• VOTRE TÂCHE: Poursuivez l'hommage à Gaston Schoonbroodt à partir de la phrase qui suit la dernière présentée.

• EXTRAIT DU DOCUMENT:
Hommage à Gaston SCHOONBROODT…

Hommage à Gaston SCHOONBROODT décédé le 22 avril 2020 à l’âge de 89 ans

 

 

 

 

 

 

Il est connu des médias pour avoir célébré avec grande émotion les funérailles de Julie et Mélissa en 1996. Mais par ailleurs il est aussi doublement objecteur de conscience.

D’abord il a choisi d’exercer son ministère en tant que prêtre-ouvrier à une époque où le pape Pie XII, pris de panique et radicalement anticommuniste, avait interdit dès 1954 aux prêtres d’exercer un métier partout dans le monde en étant prêtre. Ils avaient le choix : prêtre et seulement prêtre dedans, sinon dehors ! Mais cas unique, à Liège, l’évêque du lieu, Monseigneur van Zuylen, faisant objection à l’ordre du pape, autorisa la poursuite du travail de ses prêtres-ouvriers qu’il a d’ailleurs tenu à voir très régulièrement. Gaston fut donc bien soutenu dans son choix de vie par son évêque-objecteur. Rappelons qu’il fallut attendre la fin du concile Vatican II pour que cette interdiction papale soit levée.

• ITEMS:
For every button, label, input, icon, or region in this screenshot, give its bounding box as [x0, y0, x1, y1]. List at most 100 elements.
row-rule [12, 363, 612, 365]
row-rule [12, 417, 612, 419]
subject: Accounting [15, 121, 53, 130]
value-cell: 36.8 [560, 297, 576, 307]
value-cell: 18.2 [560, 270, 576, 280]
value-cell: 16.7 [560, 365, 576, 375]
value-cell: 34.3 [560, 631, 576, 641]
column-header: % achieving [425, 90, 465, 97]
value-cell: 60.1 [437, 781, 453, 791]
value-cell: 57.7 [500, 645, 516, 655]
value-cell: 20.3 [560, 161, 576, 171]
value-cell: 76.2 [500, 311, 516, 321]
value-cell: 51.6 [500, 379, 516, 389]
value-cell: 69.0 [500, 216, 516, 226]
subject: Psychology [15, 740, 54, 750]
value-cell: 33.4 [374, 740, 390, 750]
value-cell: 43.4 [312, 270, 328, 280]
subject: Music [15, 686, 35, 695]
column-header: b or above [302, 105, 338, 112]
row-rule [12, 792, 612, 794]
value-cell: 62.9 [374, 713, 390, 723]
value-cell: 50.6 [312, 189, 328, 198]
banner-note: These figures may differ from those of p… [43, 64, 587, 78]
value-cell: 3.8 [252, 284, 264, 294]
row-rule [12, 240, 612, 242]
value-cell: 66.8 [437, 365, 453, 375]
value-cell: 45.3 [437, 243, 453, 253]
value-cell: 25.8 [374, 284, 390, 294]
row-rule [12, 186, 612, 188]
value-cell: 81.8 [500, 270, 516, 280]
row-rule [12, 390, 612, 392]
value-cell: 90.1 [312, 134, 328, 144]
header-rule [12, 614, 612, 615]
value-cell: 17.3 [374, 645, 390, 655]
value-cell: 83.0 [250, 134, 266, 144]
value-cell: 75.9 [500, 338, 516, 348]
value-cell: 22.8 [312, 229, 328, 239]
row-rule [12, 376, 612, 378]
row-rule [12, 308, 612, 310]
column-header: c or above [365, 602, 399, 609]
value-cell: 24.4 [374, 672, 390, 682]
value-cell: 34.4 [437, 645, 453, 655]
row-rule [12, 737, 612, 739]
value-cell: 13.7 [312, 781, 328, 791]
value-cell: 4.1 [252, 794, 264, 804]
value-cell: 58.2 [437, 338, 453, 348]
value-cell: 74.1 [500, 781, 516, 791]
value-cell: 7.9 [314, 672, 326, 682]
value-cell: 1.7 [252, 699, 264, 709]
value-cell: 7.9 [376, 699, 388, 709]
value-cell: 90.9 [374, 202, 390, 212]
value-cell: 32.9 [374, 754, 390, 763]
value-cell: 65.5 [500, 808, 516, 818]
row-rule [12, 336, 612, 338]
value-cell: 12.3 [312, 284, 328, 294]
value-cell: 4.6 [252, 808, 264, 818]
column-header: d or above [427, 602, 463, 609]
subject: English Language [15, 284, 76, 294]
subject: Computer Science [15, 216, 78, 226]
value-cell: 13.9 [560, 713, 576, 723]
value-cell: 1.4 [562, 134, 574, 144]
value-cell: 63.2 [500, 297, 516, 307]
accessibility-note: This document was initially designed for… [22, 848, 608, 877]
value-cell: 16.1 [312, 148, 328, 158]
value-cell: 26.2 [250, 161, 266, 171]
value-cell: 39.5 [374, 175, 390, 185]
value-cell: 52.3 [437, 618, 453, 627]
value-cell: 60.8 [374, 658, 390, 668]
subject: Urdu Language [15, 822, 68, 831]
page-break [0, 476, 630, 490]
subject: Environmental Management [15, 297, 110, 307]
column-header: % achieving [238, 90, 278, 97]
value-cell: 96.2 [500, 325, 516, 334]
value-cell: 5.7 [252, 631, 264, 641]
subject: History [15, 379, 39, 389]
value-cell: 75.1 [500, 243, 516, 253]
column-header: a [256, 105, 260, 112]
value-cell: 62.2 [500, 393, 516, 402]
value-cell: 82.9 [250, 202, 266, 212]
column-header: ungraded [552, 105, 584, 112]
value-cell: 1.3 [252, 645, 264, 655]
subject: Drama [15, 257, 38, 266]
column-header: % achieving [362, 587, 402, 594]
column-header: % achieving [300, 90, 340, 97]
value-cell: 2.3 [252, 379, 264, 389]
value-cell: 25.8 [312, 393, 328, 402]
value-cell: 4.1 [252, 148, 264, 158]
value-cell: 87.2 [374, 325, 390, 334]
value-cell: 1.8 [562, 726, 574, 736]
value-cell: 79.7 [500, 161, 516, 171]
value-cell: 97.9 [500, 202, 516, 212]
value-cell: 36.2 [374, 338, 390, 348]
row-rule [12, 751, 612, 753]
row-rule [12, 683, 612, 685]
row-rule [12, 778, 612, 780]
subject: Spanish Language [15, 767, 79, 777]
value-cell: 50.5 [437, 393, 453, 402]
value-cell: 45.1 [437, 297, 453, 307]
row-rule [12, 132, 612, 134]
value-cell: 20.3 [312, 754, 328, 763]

• RÉSULTAT OBTENU:
Alain Faniel se souvient : Quand j’habitais Liège, je prenais souvent le bus Place de la République française, où Gaston vendait les billets et abonnements dans une petite aubette, et nous papotions à l’occasion. Il était chauffeur de bus et, à ce titre, devait passer un examen médical chaque année. Lors d’un de ces contrôles, on lui a annoncé tout à trac qu’il n’avait plus la vue suffisante pour conduire un bus. Du jour au lendemain, il s’est retrouvé à la vente des billets, et ce fut un choc pour lui. C’était vraiment un chouette bonhomme, qui vivait sa foi comme une interrogation permanente.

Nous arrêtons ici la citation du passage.